## INSTRUCTIONS FOR THE TASK:
Identify each line containing the word "国内客服" and copy it.

## DATA FOR THIS EXERCISE:
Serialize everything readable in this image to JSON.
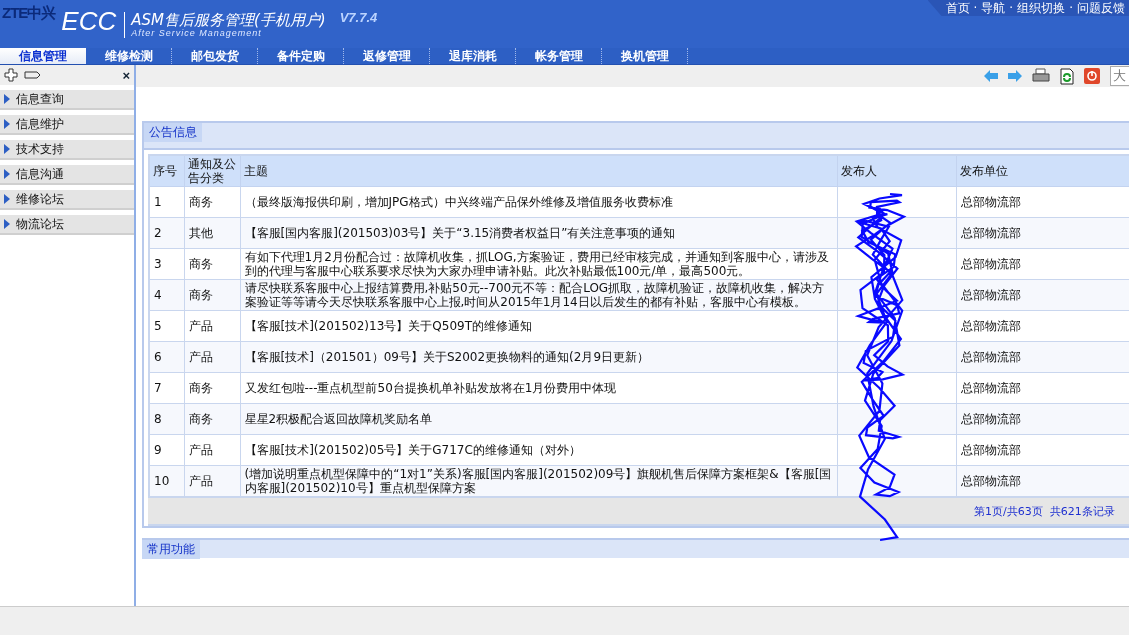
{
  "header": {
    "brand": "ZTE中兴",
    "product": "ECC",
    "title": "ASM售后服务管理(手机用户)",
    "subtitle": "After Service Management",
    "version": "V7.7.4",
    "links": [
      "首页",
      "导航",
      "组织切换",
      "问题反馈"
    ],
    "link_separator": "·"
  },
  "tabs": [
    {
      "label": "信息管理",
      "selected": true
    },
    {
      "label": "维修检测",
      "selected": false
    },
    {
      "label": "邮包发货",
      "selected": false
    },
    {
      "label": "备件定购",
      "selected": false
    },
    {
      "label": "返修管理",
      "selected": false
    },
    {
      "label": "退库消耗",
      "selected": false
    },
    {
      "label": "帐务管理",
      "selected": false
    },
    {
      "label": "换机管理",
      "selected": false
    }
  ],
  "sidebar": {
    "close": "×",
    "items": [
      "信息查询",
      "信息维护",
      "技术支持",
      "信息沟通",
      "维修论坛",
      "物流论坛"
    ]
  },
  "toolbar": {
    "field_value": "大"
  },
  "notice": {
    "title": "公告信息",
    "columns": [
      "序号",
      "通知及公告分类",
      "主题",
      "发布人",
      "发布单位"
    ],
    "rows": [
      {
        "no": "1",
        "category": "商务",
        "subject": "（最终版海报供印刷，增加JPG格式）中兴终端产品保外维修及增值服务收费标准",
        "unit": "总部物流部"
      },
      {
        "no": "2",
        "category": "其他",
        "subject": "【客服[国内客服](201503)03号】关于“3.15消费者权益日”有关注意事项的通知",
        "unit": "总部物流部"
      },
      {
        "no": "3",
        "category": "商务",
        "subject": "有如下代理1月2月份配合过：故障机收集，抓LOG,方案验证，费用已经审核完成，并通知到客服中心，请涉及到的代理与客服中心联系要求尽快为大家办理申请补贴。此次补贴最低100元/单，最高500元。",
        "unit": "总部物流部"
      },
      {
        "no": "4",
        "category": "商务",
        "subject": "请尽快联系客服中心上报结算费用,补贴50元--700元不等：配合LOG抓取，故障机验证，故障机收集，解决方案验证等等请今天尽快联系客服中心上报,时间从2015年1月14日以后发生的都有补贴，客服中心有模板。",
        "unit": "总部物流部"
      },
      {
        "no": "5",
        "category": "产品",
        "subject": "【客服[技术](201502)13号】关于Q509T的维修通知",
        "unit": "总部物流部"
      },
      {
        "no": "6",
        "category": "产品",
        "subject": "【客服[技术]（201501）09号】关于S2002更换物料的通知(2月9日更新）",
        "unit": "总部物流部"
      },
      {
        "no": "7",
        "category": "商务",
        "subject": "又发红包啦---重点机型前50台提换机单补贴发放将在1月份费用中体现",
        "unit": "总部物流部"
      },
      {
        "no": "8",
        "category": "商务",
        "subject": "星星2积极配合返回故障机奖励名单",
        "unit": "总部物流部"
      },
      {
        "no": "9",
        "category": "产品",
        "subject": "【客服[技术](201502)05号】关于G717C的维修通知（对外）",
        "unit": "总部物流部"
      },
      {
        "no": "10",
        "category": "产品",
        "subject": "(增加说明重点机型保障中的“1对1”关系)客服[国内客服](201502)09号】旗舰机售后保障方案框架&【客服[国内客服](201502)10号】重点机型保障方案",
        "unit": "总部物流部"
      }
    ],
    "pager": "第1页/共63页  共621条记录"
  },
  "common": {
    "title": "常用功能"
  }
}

## WRITTEN RESPONSE:
        "subject": "【客服[国内客服](201503)03号】关于“3.15消费者权益日”有关注意事项的通知",
        "subject": "(增加说明重点机型保障中的“1对1”关系)客服[国内客服](201502)09号】旗舰机售后保障方案框架&【客服[国内客服](201502)10号】重点机型保障方案",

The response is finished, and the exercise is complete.